Extracted records:
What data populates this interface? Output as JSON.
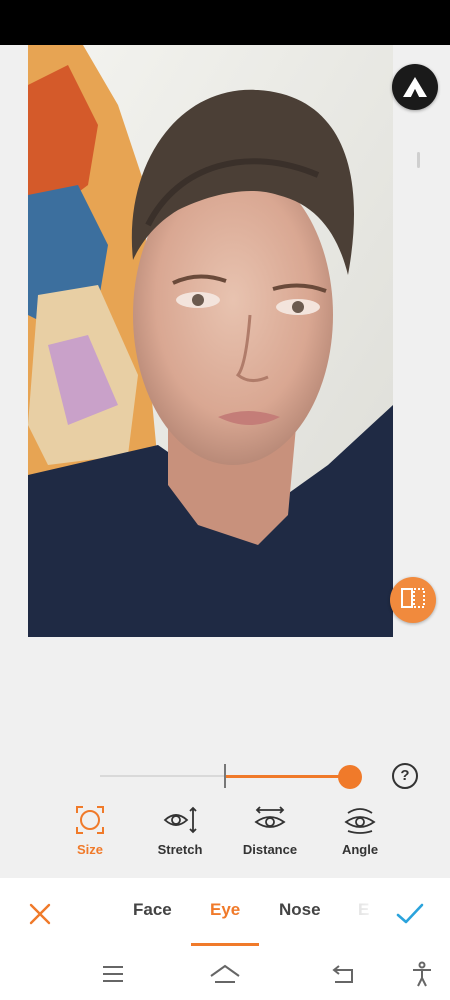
{
  "app": {
    "accent_color": "#f07a2a",
    "logo_icon": "airbrush-logo-icon",
    "compare_icon": "compare-split-icon"
  },
  "adjust": {
    "slider_value_fraction": 1.0,
    "help_label": "?",
    "tools": [
      {
        "id": "size",
        "label": "Size",
        "icon": "size-frame-icon",
        "selected": true
      },
      {
        "id": "stretch",
        "label": "Stretch",
        "icon": "eye-stretch-icon",
        "selected": false
      },
      {
        "id": "distance",
        "label": "Distance",
        "icon": "eye-distance-icon",
        "selected": false
      },
      {
        "id": "angle",
        "label": "Angle",
        "icon": "eye-angle-icon",
        "selected": false
      }
    ]
  },
  "bottom_bar": {
    "cancel_icon": "close-icon",
    "confirm_icon": "checkmark-icon",
    "tabs": [
      {
        "label": "Face",
        "active": false
      },
      {
        "label": "Eye",
        "active": true
      },
      {
        "label": "Nose",
        "active": false
      },
      {
        "label": "E",
        "active": false
      }
    ]
  },
  "nav": {
    "items": [
      "menu-icon",
      "home-icon",
      "back-icon",
      "accessibility-icon"
    ]
  }
}
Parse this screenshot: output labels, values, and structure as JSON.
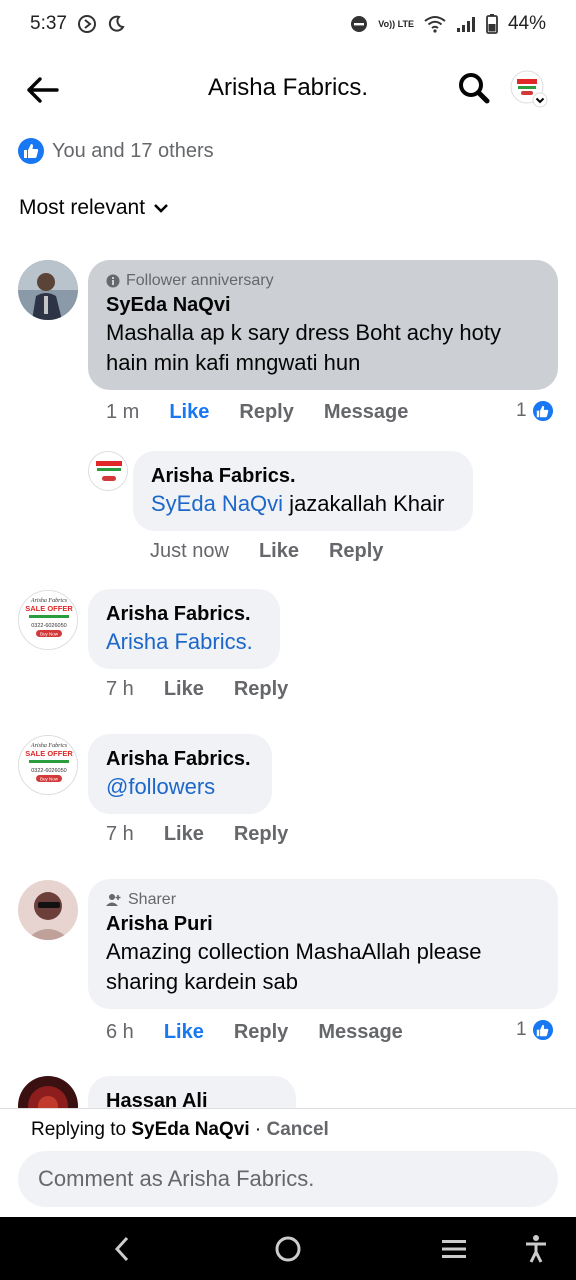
{
  "status_bar": {
    "time": "5:37",
    "battery": "44%",
    "network_label": "Vo)) LTE"
  },
  "header": {
    "title": "Arisha Fabrics."
  },
  "reactions": {
    "summary": "You and 17 others"
  },
  "sort": {
    "label": "Most relevant"
  },
  "comments": [
    {
      "badge": "Follower anniversary",
      "author": "SyEda NaQvi",
      "text": "Mashalla ap k sary dress Boht achy hoty hain min kafi mngwati hun",
      "time": "1 m",
      "like": "Like",
      "reply": "Reply",
      "message": "Message",
      "reaction_count": "1"
    },
    {
      "author": "Arisha Fabrics.",
      "mention": "SyEda NaQvi",
      "text": " jazakallah Khair",
      "time": "Just now",
      "like": "Like",
      "reply": "Reply"
    },
    {
      "author": "Arisha Fabrics.",
      "mention": "Arisha Fabrics.",
      "time": "7 h",
      "like": "Like",
      "reply": "Reply"
    },
    {
      "author": "Arisha Fabrics.",
      "mention": "@followers",
      "time": "7 h",
      "like": "Like",
      "reply": "Reply"
    },
    {
      "badge": "Sharer",
      "author": "Arisha Puri",
      "text": "Amazing collection MashaAllah please sharing kardein sab",
      "time": "6 h",
      "like": "Like",
      "reply": "Reply",
      "message": "Message",
      "reaction_count": "1"
    },
    {
      "author": "Hassan Ali"
    }
  ],
  "reply_bar": {
    "prefix": "Replying to ",
    "target": "SyEda NaQvi",
    "separator": " · ",
    "cancel": "Cancel",
    "placeholder": "Comment as Arisha Fabrics."
  },
  "page_avatar_logo": {
    "line1": "Arisha Fabrics",
    "line2": "SALE OFFER",
    "line3": "0322-6026050",
    "line4": "Buy Now"
  },
  "colors": {
    "accent": "#1877f2",
    "bubble_highlight": "#ccd0d5",
    "bubble": "#f0f2f5",
    "muted": "#65676b"
  }
}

Problem statement: Transcribe the material as is, with images omitted.

Answer to the task:
What data populates this interface? Output as JSON.
{
  "app": {
    "accent_color": "#f07a2a",
    "logo_icon": "airbrush-logo-icon",
    "compare_icon": "compare-split-icon"
  },
  "adjust": {
    "slider_value_fraction": 1.0,
    "help_label": "?",
    "tools": [
      {
        "id": "size",
        "label": "Size",
        "icon": "size-frame-icon",
        "selected": true
      },
      {
        "id": "stretch",
        "label": "Stretch",
        "icon": "eye-stretch-icon",
        "selected": false
      },
      {
        "id": "distance",
        "label": "Distance",
        "icon": "eye-distance-icon",
        "selected": false
      },
      {
        "id": "angle",
        "label": "Angle",
        "icon": "eye-angle-icon",
        "selected": false
      }
    ]
  },
  "bottom_bar": {
    "cancel_icon": "close-icon",
    "confirm_icon": "checkmark-icon",
    "tabs": [
      {
        "label": "Face",
        "active": false
      },
      {
        "label": "Eye",
        "active": true
      },
      {
        "label": "Nose",
        "active": false
      },
      {
        "label": "E",
        "active": false
      }
    ]
  },
  "nav": {
    "items": [
      "menu-icon",
      "home-icon",
      "back-icon",
      "accessibility-icon"
    ]
  }
}
Parse this screenshot: output labels, values, and structure as JSON.
{
  "status_bar": {
    "time": "5:37",
    "battery": "44%",
    "network_label": "Vo)) LTE"
  },
  "header": {
    "title": "Arisha Fabrics."
  },
  "reactions": {
    "summary": "You and 17 others"
  },
  "sort": {
    "label": "Most relevant"
  },
  "comments": [
    {
      "badge": "Follower anniversary",
      "author": "SyEda NaQvi",
      "text": "Mashalla ap k sary dress Boht achy hoty hain min kafi mngwati hun",
      "time": "1 m",
      "like": "Like",
      "reply": "Reply",
      "message": "Message",
      "reaction_count": "1"
    },
    {
      "author": "Arisha Fabrics.",
      "mention": "SyEda NaQvi",
      "text": " jazakallah Khair",
      "time": "Just now",
      "like": "Like",
      "reply": "Reply"
    },
    {
      "author": "Arisha Fabrics.",
      "mention": "Arisha Fabrics.",
      "time": "7 h",
      "like": "Like",
      "reply": "Reply"
    },
    {
      "author": "Arisha Fabrics.",
      "mention": "@followers",
      "time": "7 h",
      "like": "Like",
      "reply": "Reply"
    },
    {
      "badge": "Sharer",
      "author": "Arisha Puri",
      "text": "Amazing collection MashaAllah please sharing kardein sab",
      "time": "6 h",
      "like": "Like",
      "reply": "Reply",
      "message": "Message",
      "reaction_count": "1"
    },
    {
      "author": "Hassan Ali"
    }
  ],
  "reply_bar": {
    "prefix": "Replying to ",
    "target": "SyEda NaQvi",
    "separator": " · ",
    "cancel": "Cancel",
    "placeholder": "Comment as Arisha Fabrics."
  },
  "page_avatar_logo": {
    "line1": "Arisha Fabrics",
    "line2": "SALE OFFER",
    "line3": "0322-6026050",
    "line4": "Buy Now"
  },
  "colors": {
    "accent": "#1877f2",
    "bubble_highlight": "#ccd0d5",
    "bubble": "#f0f2f5",
    "muted": "#65676b"
  }
}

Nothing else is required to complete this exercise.